_Work to complete_
Look through the material below for "this". Copy every line that contains it.

_Supplied entries_
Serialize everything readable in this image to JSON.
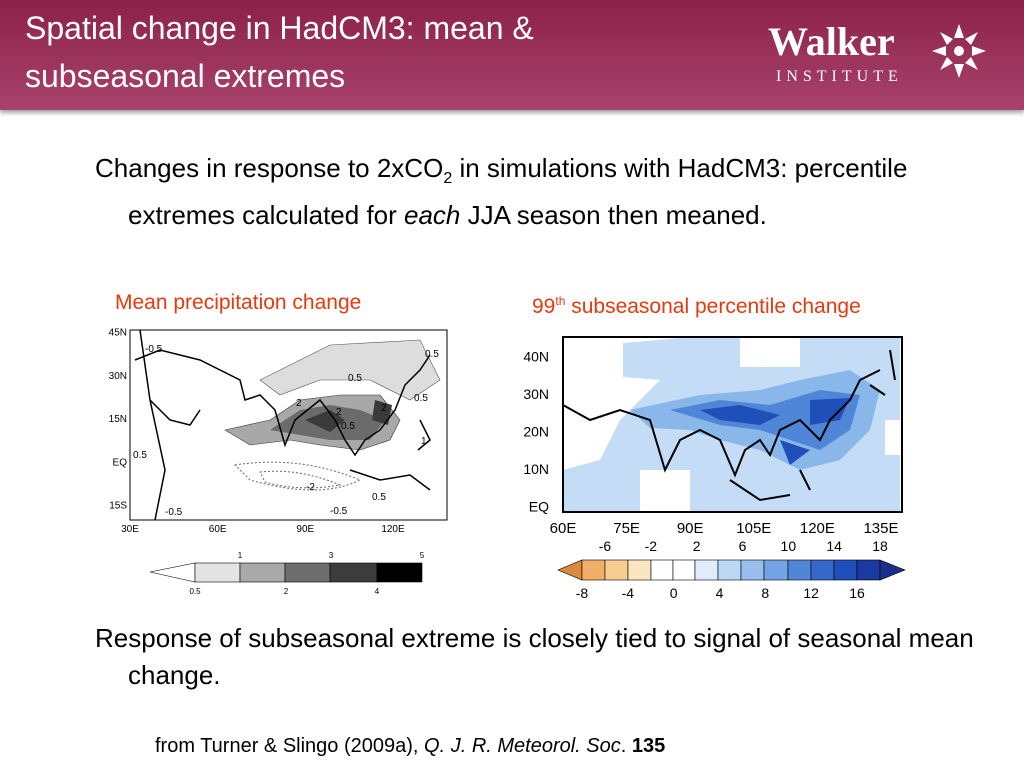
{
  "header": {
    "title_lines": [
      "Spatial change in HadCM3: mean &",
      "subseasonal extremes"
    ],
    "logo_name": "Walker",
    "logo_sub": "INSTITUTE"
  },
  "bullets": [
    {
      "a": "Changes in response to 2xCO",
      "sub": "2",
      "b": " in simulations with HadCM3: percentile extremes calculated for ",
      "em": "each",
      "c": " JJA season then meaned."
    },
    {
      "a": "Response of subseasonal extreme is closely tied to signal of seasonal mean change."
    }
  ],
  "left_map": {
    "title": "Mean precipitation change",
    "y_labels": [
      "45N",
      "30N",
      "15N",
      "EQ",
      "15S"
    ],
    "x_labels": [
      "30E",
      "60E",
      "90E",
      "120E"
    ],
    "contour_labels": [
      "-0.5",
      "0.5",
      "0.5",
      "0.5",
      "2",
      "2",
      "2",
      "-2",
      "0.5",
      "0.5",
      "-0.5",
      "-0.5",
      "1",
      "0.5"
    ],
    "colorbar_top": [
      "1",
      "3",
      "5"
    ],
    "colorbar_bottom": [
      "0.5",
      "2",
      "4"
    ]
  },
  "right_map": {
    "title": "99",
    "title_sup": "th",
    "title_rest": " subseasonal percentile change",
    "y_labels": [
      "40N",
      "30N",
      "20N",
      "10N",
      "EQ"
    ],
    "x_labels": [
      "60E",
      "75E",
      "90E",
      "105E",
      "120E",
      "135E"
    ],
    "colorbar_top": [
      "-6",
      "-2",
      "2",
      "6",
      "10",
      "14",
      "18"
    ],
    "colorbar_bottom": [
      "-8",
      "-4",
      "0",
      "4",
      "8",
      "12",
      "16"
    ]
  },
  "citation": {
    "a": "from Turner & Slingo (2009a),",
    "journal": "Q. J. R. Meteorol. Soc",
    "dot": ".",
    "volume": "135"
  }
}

...

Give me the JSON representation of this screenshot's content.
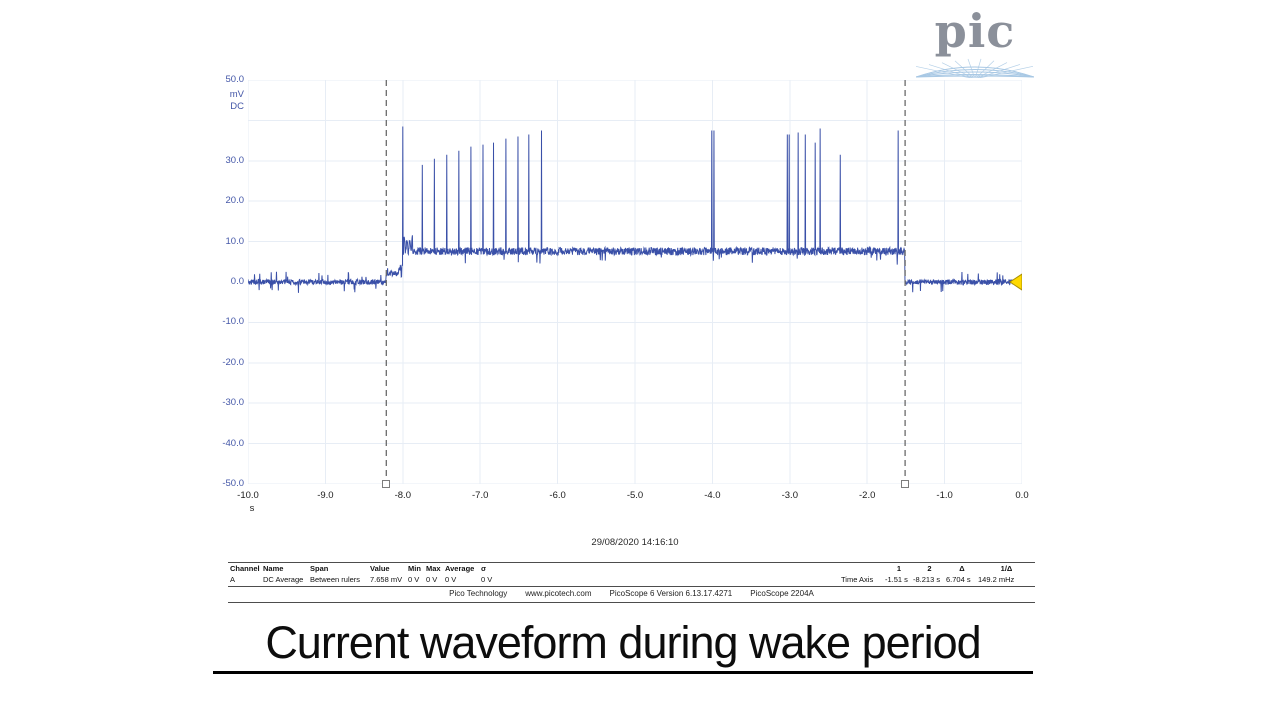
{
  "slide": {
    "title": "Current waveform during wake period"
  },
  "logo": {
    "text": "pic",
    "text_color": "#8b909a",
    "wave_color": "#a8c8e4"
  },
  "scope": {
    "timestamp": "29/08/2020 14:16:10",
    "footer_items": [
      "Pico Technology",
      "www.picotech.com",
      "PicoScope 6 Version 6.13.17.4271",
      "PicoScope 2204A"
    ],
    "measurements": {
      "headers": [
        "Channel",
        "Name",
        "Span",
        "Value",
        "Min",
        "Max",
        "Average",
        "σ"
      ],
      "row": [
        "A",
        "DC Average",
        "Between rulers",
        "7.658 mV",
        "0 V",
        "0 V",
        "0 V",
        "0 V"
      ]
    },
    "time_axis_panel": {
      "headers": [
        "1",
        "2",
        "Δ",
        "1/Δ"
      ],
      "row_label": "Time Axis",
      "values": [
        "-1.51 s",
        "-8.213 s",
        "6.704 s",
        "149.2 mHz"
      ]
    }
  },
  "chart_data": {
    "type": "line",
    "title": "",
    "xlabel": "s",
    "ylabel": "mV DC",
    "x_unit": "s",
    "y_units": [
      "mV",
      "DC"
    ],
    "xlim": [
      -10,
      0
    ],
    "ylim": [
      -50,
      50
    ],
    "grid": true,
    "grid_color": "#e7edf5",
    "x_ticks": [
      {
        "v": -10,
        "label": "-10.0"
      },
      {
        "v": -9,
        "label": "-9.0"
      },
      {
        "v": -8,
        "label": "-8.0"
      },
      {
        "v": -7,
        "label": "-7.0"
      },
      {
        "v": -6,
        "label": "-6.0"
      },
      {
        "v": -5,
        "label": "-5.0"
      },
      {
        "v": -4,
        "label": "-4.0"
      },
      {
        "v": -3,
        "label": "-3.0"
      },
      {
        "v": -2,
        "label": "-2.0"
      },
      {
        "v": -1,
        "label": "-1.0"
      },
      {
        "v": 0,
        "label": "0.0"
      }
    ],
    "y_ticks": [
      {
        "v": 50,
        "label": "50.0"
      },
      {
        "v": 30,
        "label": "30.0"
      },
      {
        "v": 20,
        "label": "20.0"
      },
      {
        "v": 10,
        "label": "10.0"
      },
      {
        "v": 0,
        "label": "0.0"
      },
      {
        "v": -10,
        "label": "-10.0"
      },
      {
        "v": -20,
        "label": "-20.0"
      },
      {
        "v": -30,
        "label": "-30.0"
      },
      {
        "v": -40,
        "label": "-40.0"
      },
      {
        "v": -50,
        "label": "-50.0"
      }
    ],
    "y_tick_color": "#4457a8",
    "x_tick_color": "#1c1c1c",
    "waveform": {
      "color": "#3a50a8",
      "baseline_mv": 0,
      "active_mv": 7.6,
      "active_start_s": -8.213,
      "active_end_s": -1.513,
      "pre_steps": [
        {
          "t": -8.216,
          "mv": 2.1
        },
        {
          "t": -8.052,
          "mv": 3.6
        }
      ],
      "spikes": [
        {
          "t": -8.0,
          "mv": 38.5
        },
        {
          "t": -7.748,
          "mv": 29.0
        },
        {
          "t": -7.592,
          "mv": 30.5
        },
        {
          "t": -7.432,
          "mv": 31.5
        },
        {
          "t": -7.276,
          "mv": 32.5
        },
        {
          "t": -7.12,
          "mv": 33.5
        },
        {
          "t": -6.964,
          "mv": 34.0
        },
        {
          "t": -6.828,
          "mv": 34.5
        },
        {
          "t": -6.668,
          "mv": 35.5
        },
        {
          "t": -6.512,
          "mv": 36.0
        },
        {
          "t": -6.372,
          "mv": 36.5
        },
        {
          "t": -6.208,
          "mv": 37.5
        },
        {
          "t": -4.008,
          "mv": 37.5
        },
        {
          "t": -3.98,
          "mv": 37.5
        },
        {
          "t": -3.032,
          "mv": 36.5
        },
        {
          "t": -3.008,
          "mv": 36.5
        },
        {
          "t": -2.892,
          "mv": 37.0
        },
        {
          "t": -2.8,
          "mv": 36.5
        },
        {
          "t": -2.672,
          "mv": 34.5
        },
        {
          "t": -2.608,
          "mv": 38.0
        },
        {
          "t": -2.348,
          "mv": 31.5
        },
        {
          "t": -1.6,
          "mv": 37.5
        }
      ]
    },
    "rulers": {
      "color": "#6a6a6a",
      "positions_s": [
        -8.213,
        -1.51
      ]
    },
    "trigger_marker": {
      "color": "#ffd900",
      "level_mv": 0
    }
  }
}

_The solution_
Serialize everything readable in this image to JSON.
Give me the JSON representation of this screenshot's content.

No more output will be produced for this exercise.